- TESTO DI LETTURA:
··········

Il direttore sportivo della Lazio, Angelo Fabiani, è intervenuto in conferenza stampa durante la presentazione a Formello dei nuovi acquisti biancazzurri, Petar Ratkov e Kenneth Taylor:
“Sapete tutti quali sono le caratteristiche di Ratkov. Un 2003, si inserisce in un contesto di un progetto tecnico della società: riponiamo in Ratkov tante belle speranze. Non deve dimostrare nulla, già lo ha fatto al Salisburgo. Il mister è un toscano che fa battute. Lui è stato visionato dallo staff tecnico, non segue il concetto che non conosceva il giocatore. Sarri è fatto così. È un toscanaccio. È un modo per stimolare i giocatori. lo conosceva perfettamente, fa battute che apprezzo tantissimo. Non è proprio così, sennò anche il ragazzo lo pensa“.

··········

Voci tratte da una raccolta:
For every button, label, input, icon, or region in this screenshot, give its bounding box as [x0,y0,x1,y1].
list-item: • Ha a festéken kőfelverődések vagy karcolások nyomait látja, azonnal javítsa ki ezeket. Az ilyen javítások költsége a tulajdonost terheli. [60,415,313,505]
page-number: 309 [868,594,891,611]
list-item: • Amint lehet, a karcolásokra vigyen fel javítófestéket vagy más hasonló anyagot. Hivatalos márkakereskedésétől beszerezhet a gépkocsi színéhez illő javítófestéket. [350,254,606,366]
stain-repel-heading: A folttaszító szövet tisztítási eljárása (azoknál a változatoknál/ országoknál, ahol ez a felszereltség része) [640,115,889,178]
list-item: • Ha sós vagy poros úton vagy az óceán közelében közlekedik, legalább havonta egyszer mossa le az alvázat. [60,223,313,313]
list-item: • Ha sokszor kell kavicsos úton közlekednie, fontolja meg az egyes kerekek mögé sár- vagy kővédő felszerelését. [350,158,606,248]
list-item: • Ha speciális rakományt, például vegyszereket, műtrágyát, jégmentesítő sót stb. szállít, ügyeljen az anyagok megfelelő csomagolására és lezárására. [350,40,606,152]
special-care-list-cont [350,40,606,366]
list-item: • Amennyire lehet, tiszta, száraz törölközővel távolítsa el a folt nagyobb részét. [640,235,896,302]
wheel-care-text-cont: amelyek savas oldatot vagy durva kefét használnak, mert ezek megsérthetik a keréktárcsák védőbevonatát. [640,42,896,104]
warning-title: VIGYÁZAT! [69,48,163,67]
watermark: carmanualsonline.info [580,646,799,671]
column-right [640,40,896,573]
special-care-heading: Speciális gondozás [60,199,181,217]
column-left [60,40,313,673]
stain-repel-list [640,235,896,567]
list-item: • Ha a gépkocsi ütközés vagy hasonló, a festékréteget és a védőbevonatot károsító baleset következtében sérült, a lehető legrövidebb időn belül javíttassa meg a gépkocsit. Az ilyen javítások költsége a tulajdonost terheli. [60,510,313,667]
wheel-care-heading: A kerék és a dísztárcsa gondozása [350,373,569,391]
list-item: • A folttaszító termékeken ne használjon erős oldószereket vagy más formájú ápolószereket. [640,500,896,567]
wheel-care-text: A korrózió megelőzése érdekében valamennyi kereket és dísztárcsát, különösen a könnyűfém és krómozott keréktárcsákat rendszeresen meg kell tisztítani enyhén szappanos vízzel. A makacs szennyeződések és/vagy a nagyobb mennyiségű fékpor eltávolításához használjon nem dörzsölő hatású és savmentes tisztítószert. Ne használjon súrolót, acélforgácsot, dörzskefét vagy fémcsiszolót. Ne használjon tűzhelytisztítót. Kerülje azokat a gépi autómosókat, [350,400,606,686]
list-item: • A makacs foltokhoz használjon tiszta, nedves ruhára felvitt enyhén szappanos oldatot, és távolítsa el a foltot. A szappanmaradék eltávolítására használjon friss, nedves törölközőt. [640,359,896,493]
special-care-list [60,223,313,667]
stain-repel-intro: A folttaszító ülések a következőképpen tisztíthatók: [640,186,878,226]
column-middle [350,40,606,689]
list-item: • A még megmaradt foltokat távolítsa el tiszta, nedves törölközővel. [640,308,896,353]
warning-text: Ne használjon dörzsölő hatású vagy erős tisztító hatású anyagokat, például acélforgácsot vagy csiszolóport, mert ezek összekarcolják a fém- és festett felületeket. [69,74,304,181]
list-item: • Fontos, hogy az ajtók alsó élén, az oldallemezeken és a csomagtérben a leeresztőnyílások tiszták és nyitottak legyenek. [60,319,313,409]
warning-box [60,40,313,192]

··········

Nel testo sulla presentazione dei nuovi acquisti della Lazio, in quale squadra Fabiani dice che Ratkov ha già dimostrato il suo valore?

- LA TUA RISPOSTA: Al Salisburgo.